### WHAT YOU NEED TO DO
An exact copy of every record is needed.

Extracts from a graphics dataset

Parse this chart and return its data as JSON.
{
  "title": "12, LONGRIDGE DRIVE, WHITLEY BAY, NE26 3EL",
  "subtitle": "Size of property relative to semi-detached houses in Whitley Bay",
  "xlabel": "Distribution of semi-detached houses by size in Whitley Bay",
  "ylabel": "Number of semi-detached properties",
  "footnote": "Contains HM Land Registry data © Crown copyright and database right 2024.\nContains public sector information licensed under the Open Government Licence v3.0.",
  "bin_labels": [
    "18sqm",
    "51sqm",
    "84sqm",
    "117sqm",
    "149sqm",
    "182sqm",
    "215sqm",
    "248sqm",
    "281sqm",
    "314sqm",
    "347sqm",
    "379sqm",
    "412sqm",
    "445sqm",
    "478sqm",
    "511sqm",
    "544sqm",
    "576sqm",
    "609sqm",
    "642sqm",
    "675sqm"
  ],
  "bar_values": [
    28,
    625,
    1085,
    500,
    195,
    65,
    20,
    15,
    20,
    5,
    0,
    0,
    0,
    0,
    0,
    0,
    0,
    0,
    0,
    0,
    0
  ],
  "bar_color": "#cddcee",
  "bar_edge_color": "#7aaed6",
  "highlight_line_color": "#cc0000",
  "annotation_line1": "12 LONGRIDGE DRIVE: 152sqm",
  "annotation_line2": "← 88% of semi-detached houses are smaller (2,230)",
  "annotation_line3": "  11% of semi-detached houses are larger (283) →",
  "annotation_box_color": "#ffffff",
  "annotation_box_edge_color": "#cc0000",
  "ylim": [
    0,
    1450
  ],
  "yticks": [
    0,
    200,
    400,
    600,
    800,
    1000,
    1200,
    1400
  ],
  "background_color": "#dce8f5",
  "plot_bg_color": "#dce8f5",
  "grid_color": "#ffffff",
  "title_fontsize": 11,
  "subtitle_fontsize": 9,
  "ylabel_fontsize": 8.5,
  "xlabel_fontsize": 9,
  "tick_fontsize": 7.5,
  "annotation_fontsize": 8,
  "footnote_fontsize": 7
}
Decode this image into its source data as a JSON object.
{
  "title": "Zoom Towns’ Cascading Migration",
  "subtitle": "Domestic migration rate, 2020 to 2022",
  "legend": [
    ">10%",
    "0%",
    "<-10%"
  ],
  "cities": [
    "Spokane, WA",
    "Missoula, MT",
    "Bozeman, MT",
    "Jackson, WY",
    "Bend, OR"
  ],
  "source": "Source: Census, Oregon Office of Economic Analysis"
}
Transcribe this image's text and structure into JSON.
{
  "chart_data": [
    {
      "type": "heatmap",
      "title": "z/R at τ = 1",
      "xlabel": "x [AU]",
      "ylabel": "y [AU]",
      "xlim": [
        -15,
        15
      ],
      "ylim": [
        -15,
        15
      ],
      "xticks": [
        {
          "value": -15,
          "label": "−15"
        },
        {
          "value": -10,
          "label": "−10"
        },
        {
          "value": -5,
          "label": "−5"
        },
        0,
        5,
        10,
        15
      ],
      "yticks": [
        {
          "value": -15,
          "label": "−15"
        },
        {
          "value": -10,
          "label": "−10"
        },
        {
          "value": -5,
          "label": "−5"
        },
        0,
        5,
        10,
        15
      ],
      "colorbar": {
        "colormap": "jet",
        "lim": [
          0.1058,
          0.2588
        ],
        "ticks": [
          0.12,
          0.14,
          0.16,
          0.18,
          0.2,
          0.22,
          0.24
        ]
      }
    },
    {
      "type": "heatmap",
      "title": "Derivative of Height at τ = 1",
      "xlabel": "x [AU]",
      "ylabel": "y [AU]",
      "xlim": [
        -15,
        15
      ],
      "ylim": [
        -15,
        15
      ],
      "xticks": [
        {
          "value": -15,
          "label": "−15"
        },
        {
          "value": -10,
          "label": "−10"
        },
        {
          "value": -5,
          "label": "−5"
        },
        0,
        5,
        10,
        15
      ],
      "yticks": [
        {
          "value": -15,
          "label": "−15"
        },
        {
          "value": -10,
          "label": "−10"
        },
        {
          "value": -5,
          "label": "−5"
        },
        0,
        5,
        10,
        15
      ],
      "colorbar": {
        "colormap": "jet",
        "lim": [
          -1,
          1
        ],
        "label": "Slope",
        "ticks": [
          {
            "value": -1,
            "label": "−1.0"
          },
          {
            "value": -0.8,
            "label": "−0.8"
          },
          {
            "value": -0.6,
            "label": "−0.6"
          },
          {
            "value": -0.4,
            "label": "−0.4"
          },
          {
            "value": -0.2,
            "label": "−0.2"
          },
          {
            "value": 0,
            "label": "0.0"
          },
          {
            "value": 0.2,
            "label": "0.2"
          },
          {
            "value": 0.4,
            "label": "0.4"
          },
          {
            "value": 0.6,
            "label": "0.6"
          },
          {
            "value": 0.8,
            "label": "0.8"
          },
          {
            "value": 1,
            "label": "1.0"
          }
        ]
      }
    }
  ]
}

### ANSWER TO THE PROBLEM
Parse this chart and return its data as JSON.
{
  "title": "12, LONGRIDGE DRIVE, WHITLEY BAY, NE26 3EL",
  "subtitle": "Size of property relative to semi-detached houses in Whitley Bay",
  "xlabel": "Distribution of semi-detached houses by size in Whitley Bay",
  "ylabel": "Number of semi-detached properties",
  "footnote": "Contains HM Land Registry data © Crown copyright and database right 2024.\nContains public sector information licensed under the Open Government Licence v3.0.",
  "bin_labels": [
    "18sqm",
    "51sqm",
    "84sqm",
    "117sqm",
    "149sqm",
    "182sqm",
    "215sqm",
    "248sqm",
    "281sqm",
    "314sqm",
    "347sqm",
    "379sqm",
    "412sqm",
    "445sqm",
    "478sqm",
    "511sqm",
    "544sqm",
    "576sqm",
    "609sqm",
    "642sqm",
    "675sqm"
  ],
  "bar_values": [
    28,
    625,
    1085,
    500,
    195,
    65,
    20,
    15,
    20,
    5,
    0,
    0,
    0,
    0,
    0,
    0,
    0,
    0,
    0,
    0,
    0
  ],
  "bar_color": "#cddcee",
  "bar_edge_color": "#7aaed6",
  "highlight_line_color": "#cc0000",
  "annotation_line1": "12 LONGRIDGE DRIVE: 152sqm",
  "annotation_line2": "← 88% of semi-detached houses are smaller (2,230)",
  "annotation_line3": "  11% of semi-detached houses are larger (283) →",
  "annotation_box_color": "#ffffff",
  "annotation_box_edge_color": "#cc0000",
  "ylim": [
    0,
    1450
  ],
  "yticks": [
    0,
    200,
    400,
    600,
    800,
    1000,
    1200,
    1400
  ],
  "background_color": "#dce8f5",
  "plot_bg_color": "#dce8f5",
  "grid_color": "#ffffff",
  "title_fontsize": 11,
  "subtitle_fontsize": 9,
  "ylabel_fontsize": 8.5,
  "xlabel_fontsize": 9,
  "tick_fontsize": 7.5,
  "annotation_fontsize": 8,
  "footnote_fontsize": 7
}
Decode this image into its source data as a JSON object.
{
  "title": "Zoom Towns’ Cascading Migration",
  "subtitle": "Domestic migration rate, 2020 to 2022",
  "legend": [
    ">10%",
    "0%",
    "<-10%"
  ],
  "cities": [
    "Spokane, WA",
    "Missoula, MT",
    "Bozeman, MT",
    "Jackson, WY",
    "Bend, OR"
  ],
  "source": "Source: Census, Oregon Office of Economic Analysis"
}
Transcribe this image's text and structure into JSON.
{
  "chart_data": [
    {
      "type": "heatmap",
      "title": "z/R at τ = 1",
      "xlabel": "x [AU]",
      "ylabel": "y [AU]",
      "xlim": [
        -15,
        15
      ],
      "ylim": [
        -15,
        15
      ],
      "xticks": [
        {
          "value": -15,
          "label": "−15"
        },
        {
          "value": -10,
          "label": "−10"
        },
        {
          "value": -5,
          "label": "−5"
        },
        0,
        5,
        10,
        15
      ],
      "yticks": [
        {
          "value": -15,
          "label": "−15"
        },
        {
          "value": -10,
          "label": "−10"
        },
        {
          "value": -5,
          "label": "−5"
        },
        0,
        5,
        10,
        15
      ],
      "colorbar": {
        "colormap": "jet",
        "lim": [
          0.1058,
          0.2588
        ],
        "ticks": [
          0.12,
          0.14,
          0.16,
          0.18,
          0.2,
          0.22,
          0.24
        ]
      }
    },
    {
      "type": "heatmap",
      "title": "Derivative of Height at τ = 1",
      "xlabel": "x [AU]",
      "ylabel": "y [AU]",
      "xlim": [
        -15,
        15
      ],
      "ylim": [
        -15,
        15
      ],
      "xticks": [
        {
          "value": -15,
          "label": "−15"
        },
        {
          "value": -10,
          "label": "−10"
        },
        {
          "value": -5,
          "label": "−5"
        },
        0,
        5,
        10,
        15
      ],
      "yticks": [
        {
          "value": -15,
          "label": "−15"
        },
        {
          "value": -10,
          "label": "−10"
        },
        {
          "value": -5,
          "label": "−5"
        },
        0,
        5,
        10,
        15
      ],
      "colorbar": {
        "colormap": "jet",
        "lim": [
          -1,
          1
        ],
        "label": "Slope",
        "ticks": [
          {
            "value": -1,
            "label": "−1.0"
          },
          {
            "value": -0.8,
            "label": "−0.8"
          },
          {
            "value": -0.6,
            "label": "−0.6"
          },
          {
            "value": -0.4,
            "label": "−0.4"
          },
          {
            "value": -0.2,
            "label": "−0.2"
          },
          {
            "value": 0,
            "label": "0.0"
          },
          {
            "value": 0.2,
            "label": "0.2"
          },
          {
            "value": 0.4,
            "label": "0.4"
          },
          {
            "value": 0.6,
            "label": "0.6"
          },
          {
            "value": 0.8,
            "label": "0.8"
          },
          {
            "value": 1,
            "label": "1.0"
          }
        ]
      }
    }
  ]
}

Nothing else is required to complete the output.